To do:
Reproduce the following records exactly from the line containing "Type out the text in this image." onward, ending with the last line and including it.

*** Provided entries ***

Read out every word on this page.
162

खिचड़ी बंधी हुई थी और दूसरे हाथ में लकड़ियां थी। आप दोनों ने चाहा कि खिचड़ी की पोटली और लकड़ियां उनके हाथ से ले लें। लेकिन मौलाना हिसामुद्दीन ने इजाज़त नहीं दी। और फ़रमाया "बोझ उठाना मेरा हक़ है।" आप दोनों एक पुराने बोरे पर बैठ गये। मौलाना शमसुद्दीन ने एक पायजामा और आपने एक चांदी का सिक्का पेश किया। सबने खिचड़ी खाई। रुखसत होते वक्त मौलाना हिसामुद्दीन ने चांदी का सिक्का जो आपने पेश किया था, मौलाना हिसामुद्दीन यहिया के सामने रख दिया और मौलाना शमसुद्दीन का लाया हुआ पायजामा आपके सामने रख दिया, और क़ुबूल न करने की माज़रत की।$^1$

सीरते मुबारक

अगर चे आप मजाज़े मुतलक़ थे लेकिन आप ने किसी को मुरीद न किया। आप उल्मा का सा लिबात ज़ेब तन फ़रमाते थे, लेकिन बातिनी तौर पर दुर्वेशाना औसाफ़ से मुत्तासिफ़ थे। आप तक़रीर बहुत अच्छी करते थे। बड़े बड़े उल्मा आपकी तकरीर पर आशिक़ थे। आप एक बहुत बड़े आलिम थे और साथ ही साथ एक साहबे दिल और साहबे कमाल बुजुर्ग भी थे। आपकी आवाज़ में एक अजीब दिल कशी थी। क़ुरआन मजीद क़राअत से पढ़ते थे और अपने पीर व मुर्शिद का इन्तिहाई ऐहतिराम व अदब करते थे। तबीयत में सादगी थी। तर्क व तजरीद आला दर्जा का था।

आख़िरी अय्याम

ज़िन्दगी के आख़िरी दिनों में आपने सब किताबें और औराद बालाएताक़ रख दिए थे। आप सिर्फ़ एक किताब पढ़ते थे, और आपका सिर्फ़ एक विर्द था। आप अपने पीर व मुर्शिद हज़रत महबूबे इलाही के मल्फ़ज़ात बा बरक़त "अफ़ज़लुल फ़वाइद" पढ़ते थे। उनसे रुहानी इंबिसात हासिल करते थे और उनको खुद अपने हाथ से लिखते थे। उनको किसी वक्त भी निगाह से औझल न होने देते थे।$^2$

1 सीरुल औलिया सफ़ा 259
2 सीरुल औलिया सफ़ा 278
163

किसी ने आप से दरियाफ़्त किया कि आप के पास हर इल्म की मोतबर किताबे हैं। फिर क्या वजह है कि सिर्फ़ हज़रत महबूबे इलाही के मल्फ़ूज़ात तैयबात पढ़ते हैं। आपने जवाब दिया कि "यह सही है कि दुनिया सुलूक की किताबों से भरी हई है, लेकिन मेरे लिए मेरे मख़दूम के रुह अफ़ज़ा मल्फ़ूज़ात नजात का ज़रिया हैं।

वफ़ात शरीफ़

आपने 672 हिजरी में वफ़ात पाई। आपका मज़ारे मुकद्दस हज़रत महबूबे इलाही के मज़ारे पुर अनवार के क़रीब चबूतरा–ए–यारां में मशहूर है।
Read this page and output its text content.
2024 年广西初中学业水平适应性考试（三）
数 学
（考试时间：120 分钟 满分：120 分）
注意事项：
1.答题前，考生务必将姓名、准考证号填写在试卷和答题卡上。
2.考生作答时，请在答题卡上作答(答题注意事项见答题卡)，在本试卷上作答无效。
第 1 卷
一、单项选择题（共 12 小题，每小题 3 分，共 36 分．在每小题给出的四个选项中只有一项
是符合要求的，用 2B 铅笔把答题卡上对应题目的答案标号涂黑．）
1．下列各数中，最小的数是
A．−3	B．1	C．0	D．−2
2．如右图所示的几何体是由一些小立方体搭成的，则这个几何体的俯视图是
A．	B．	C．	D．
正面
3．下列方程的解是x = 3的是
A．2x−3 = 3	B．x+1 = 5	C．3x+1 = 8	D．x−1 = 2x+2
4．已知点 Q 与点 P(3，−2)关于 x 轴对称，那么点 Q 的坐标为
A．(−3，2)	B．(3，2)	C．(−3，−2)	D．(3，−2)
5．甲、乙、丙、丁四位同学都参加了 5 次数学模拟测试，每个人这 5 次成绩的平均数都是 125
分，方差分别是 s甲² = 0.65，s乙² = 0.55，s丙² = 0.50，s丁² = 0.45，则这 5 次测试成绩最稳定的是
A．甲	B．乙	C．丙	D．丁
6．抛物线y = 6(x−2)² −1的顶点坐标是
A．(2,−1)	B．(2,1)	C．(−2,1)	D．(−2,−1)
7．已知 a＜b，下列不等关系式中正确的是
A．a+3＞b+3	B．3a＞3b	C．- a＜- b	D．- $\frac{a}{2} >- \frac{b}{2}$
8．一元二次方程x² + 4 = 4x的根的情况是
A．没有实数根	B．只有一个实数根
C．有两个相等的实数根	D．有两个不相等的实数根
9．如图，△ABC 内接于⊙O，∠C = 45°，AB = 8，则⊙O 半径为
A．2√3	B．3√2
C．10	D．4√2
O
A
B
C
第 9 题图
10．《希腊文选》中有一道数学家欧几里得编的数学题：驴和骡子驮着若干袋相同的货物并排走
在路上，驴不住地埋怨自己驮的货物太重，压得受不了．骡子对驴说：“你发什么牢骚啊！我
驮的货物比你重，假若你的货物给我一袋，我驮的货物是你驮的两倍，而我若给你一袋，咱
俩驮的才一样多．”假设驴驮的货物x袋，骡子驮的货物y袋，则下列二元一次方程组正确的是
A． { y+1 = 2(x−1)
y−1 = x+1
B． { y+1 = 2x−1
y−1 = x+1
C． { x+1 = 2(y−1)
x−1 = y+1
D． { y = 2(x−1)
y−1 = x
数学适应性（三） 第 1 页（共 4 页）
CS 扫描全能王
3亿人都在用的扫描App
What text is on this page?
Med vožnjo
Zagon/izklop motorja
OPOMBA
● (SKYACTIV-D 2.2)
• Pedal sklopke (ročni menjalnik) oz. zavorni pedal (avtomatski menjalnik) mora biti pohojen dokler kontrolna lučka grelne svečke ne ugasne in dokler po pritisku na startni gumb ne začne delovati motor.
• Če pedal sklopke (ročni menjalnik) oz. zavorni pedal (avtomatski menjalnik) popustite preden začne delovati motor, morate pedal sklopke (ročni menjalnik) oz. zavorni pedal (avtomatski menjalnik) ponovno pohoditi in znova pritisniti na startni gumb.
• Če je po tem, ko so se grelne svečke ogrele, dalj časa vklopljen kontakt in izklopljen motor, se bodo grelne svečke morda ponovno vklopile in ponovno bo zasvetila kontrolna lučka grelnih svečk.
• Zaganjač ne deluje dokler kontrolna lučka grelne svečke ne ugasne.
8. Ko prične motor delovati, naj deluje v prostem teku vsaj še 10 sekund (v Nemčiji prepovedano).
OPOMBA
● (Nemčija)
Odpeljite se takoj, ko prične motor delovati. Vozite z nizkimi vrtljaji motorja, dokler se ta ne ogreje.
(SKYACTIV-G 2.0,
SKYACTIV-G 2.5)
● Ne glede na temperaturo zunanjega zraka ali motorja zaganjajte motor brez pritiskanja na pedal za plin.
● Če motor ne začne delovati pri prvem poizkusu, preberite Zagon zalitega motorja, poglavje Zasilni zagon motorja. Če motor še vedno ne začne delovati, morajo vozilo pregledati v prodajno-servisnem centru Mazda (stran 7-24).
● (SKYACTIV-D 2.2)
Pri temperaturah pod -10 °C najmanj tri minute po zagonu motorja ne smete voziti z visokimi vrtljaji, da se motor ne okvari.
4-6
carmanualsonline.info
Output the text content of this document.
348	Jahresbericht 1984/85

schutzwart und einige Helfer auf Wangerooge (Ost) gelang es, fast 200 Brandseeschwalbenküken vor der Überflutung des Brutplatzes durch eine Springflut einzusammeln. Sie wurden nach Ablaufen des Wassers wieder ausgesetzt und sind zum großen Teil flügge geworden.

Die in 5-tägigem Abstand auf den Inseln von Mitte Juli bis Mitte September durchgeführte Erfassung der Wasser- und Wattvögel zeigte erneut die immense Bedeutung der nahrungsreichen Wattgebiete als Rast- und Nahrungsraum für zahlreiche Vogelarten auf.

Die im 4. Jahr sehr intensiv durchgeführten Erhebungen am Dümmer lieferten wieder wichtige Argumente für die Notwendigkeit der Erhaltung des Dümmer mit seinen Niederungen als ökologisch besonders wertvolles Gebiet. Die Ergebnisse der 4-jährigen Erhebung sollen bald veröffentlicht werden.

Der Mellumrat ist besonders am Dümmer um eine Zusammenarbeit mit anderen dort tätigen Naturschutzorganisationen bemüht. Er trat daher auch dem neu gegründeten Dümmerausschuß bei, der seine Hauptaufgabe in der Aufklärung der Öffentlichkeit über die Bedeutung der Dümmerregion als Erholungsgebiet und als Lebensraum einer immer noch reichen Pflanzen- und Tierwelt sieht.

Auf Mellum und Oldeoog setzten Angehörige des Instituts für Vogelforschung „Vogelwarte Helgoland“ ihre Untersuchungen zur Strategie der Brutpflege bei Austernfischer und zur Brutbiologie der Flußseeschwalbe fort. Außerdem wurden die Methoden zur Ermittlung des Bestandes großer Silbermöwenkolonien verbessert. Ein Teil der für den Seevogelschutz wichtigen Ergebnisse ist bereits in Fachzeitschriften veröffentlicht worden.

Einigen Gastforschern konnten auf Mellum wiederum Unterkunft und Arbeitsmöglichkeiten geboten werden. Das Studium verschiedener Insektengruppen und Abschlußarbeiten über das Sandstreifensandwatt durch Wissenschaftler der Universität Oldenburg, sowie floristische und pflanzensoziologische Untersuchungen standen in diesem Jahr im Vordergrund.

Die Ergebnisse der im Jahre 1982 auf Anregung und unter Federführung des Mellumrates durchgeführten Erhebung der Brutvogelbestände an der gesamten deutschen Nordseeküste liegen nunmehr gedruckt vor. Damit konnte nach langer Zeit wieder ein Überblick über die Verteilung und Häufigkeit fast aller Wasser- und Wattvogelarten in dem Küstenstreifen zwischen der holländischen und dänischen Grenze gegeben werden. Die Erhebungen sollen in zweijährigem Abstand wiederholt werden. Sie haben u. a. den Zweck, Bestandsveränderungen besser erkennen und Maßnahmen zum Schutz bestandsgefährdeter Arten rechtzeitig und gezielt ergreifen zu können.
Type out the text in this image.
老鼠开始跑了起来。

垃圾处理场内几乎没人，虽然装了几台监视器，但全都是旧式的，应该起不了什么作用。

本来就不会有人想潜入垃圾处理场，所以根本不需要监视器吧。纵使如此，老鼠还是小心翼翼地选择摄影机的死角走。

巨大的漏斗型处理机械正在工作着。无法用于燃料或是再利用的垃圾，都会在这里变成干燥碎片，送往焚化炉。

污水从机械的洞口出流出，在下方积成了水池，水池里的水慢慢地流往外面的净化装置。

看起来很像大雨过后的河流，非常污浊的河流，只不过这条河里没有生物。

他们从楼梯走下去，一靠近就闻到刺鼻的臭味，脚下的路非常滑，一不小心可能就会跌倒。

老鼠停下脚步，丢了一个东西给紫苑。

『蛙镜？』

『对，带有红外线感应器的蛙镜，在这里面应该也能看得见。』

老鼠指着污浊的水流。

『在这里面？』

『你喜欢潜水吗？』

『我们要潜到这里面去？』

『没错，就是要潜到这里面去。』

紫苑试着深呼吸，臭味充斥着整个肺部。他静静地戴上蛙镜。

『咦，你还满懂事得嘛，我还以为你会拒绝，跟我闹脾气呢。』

***

Solution to this problem:
Type out the text in this image.
老鼠开始跑了起来。

垃圾处理场内几乎没人，虽然装了几台监视器，但全都是旧式的，应该起不了什么作用。

本来就不会有人想潜入垃圾处理场，所以根本不需要监视器吧。纵使如此，老鼠还是小心翼翼地选择摄影机的死角走。

巨大的漏斗型处理机械正在工作着。无法用于燃料或是再利用的垃圾，都会在这里变成干燥碎片，送往焚化炉。

污水从机械的洞口出流出，在下方积成了水池，水池里的水慢慢地流往外面的净化装置。

看起来很像大雨过后的河流，非常污浊的河流，只不过这条河里没有生物。

他们从楼梯走下去，一靠近就闻到刺鼻的臭味，脚下的路非常滑，一不小心可能就会跌倒。

老鼠停下脚步，丢了一个东西给紫苑。

『蛙镜？』

『对，带有红外线感应器的蛙镜，在这里面应该也能看得见。』

老鼠指着污浊的水流。

『在这里面？』

『你喜欢潜水吗？』

『我们要潜到这里面去？』

『没错，就是要潜到这里面去。』

紫苑试着深呼吸，臭味充斥着整个肺部。他静静地戴上蛙镜。

『咦，你还满懂事得嘛，我还以为你会拒绝，跟我闹脾气呢。』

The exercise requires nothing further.